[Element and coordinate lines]
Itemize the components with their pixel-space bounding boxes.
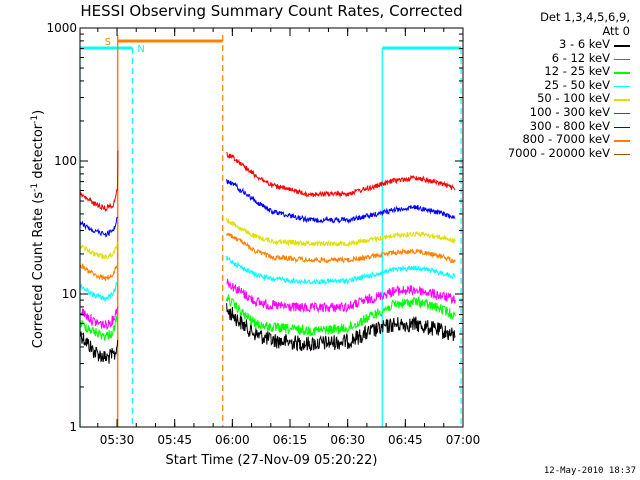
series-line <box>226 303 456 352</box>
legend: Det 1,3,4,5,6,9, Att 0 3 - 6 keV 6 - 12 k… <box>482 10 634 160</box>
legend-entry-label: 25 - 50 keV <box>544 77 610 92</box>
series-line <box>80 263 119 281</box>
x-tick-label: 06:15 <box>273 433 308 447</box>
x-tick-label: 06:00 <box>215 433 250 447</box>
legend-swatch <box>614 140 630 142</box>
y-tick-label: 1000 <box>46 21 77 35</box>
legend-entry-label: 3 - 6 keV <box>559 37 610 51</box>
legend-swatch <box>614 58 630 61</box>
series-line <box>80 241 119 260</box>
legend-entry: 12 - 25 keV <box>482 64 634 79</box>
legend-entry-label: 7000 - 20000 keV <box>507 145 610 160</box>
legend-swatch <box>614 45 630 47</box>
x-tick-label: 05:45 <box>157 433 192 447</box>
legend-entry: 50 - 100 keV <box>482 92 634 106</box>
series-line <box>226 179 456 225</box>
series-line <box>80 216 119 238</box>
legend-header-attenuator: Att 0 <box>602 24 630 38</box>
legend-entry: 6 - 12 keV <box>482 50 634 66</box>
series-line <box>226 256 456 286</box>
legend-header-detectors: Det 1,3,4,5,6,9, <box>540 10 630 24</box>
series-line <box>226 278 456 314</box>
legend-entry: 800 - 7000 keV <box>482 132 634 147</box>
legend-entry: 300 - 800 keV <box>482 118 634 134</box>
legend-swatch <box>614 153 630 156</box>
series-line <box>80 331 119 364</box>
x-tick-label: 05:30 <box>100 433 135 447</box>
legend-entry-label: 6 - 12 keV <box>551 50 610 65</box>
y-tick-label: 100 <box>54 154 77 168</box>
series-lines <box>80 150 456 364</box>
series-line <box>80 306 119 330</box>
legend-entry-label: 100 - 300 keV <box>529 104 610 119</box>
series-line <box>226 294 456 337</box>
legend-entry-label: 12 - 25 keV <box>544 64 610 79</box>
series-line <box>226 151 456 198</box>
legend-swatch <box>614 112 630 115</box>
night-label: N <box>137 44 144 55</box>
legend-entry-label: 300 - 800 keV <box>529 118 610 133</box>
legend-entry: 25 - 50 keV <box>482 77 634 93</box>
series-line <box>80 315 118 341</box>
series-line <box>226 217 456 248</box>
legend-entry-label: 50 - 100 keV <box>537 91 610 106</box>
chart-title: HESSI Observing Summary Count Rates, Cor… <box>80 2 463 20</box>
series-line <box>80 280 119 303</box>
legend-entry: 100 - 300 keV <box>482 104 634 120</box>
y-tick-label: 1 <box>69 420 77 434</box>
series-line <box>80 150 119 213</box>
legend-entry-label: 800 - 7000 keV <box>522 132 610 147</box>
annotation-bands: NS <box>79 35 462 427</box>
plot-frame <box>79 27 464 428</box>
axes: 1 10 100 1000 05:30 05:45 06:00 06:15 06:30 06:45… <box>46 21 480 447</box>
legend-swatch <box>614 72 630 74</box>
legend-swatch <box>614 126 630 129</box>
saa-label: S <box>105 37 111 48</box>
legend-entry: 7000 - 20000 keV <box>482 145 634 161</box>
legend-swatch <box>614 85 630 88</box>
series-line <box>226 232 456 264</box>
x-tick-label: 07:00 <box>446 433 481 447</box>
x-tick-label: 06:45 <box>388 433 423 447</box>
x-axis-label: Start Time (27-Nov-09 05:20:22) <box>165 453 378 468</box>
legend-swatch <box>614 99 630 101</box>
y-tick-label: 10 <box>62 287 77 301</box>
x-tick-label: 06:30 <box>330 433 365 447</box>
legend-rows: 3 - 6 keV 6 - 12 keV 12 - 25 keV 25 - 50 ke… <box>482 37 634 161</box>
plot-timestamp: 12-May-2010 18:37 <box>543 466 636 476</box>
legend-entry: 3 - 6 keV <box>482 37 634 52</box>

# REQUIRED TASK
Duplicate all of the lines above exactly, leaving the pictures out of your copy.

# RESPONSE BELOW
Itemize the components with their pixel-space bounding boxes.
series-line <box>226 303 456 352</box>
legend: Det 1,3,4,5,6,9, Att 0 3 - 6 keV 6 - 12 k… <box>482 10 634 160</box>
legend-entry-label: 25 - 50 keV <box>544 77 610 92</box>
series-line <box>80 263 119 281</box>
x-tick-label: 06:15 <box>273 433 308 447</box>
x-tick-label: 06:00 <box>215 433 250 447</box>
legend-swatch <box>614 140 630 142</box>
y-tick-label: 1000 <box>46 21 77 35</box>
legend-entry-label: 3 - 6 keV <box>559 37 610 51</box>
legend-swatch <box>614 58 630 61</box>
series-line <box>80 241 119 260</box>
legend-entry: 12 - 25 keV <box>482 64 634 79</box>
legend-entry-label: 7000 - 20000 keV <box>507 145 610 160</box>
legend-swatch <box>614 45 630 47</box>
x-tick-label: 05:45 <box>157 433 192 447</box>
legend-entry: 50 - 100 keV <box>482 92 634 106</box>
series-line <box>226 179 456 225</box>
series-line <box>80 216 119 238</box>
legend-header-attenuator: Att 0 <box>602 24 630 38</box>
legend-entry: 6 - 12 keV <box>482 50 634 66</box>
series-line <box>226 256 456 286</box>
legend-header-detectors: Det 1,3,4,5,6,9, <box>540 10 630 24</box>
series-line <box>226 278 456 314</box>
legend-entry: 800 - 7000 keV <box>482 132 634 147</box>
legend-entry: 300 - 800 keV <box>482 118 634 134</box>
legend-swatch <box>614 153 630 156</box>
series-line <box>80 331 119 364</box>
x-tick-label: 05:30 <box>100 433 135 447</box>
legend-entry-label: 6 - 12 keV <box>551 50 610 65</box>
y-tick-label: 100 <box>54 154 77 168</box>
series-lines <box>80 150 456 364</box>
series-line <box>80 306 119 330</box>
legend-entry-label: 100 - 300 keV <box>529 104 610 119</box>
series-line <box>226 294 456 337</box>
legend-entry-label: 12 - 25 keV <box>544 64 610 79</box>
series-line <box>226 151 456 198</box>
legend-swatch <box>614 112 630 115</box>
night-label: N <box>137 44 144 55</box>
legend-entry-label: 300 - 800 keV <box>529 118 610 133</box>
legend-entry: 25 - 50 keV <box>482 77 634 93</box>
series-line <box>80 315 118 341</box>
series-line <box>226 217 456 248</box>
legend-entry-label: 50 - 100 keV <box>537 91 610 106</box>
chart-title: HESSI Observing Summary Count Rates, Cor… <box>80 2 463 20</box>
series-line <box>80 280 119 303</box>
legend-entry: 100 - 300 keV <box>482 104 634 120</box>
y-tick-label: 1 <box>69 420 77 434</box>
series-line <box>80 150 119 213</box>
legend-entry-label: 800 - 7000 keV <box>522 132 610 147</box>
annotation-bands: NS <box>79 35 462 427</box>
plot-frame <box>79 27 464 428</box>
axes: 1 10 100 1000 05:30 05:45 06:00 06:15 06:30 06:45… <box>46 21 480 447</box>
legend-swatch <box>614 72 630 74</box>
legend-swatch <box>614 126 630 129</box>
saa-label: S <box>105 37 111 48</box>
legend-entry: 7000 - 20000 keV <box>482 145 634 161</box>
legend-swatch <box>614 85 630 88</box>
series-line <box>226 232 456 264</box>
x-tick-label: 07:00 <box>446 433 481 447</box>
x-tick-label: 06:45 <box>388 433 423 447</box>
x-axis-label: Start Time (27-Nov-09 05:20:22) <box>165 453 378 468</box>
legend-swatch <box>614 99 630 101</box>
y-tick-label: 10 <box>62 287 77 301</box>
x-tick-label: 06:30 <box>330 433 365 447</box>
legend-rows: 3 - 6 keV 6 - 12 keV 12 - 25 keV 25 - 50 ke… <box>482 37 634 161</box>
plot-timestamp: 12-May-2010 18:37 <box>543 466 636 476</box>
legend-entry: 3 - 6 keV <box>482 37 634 52</box>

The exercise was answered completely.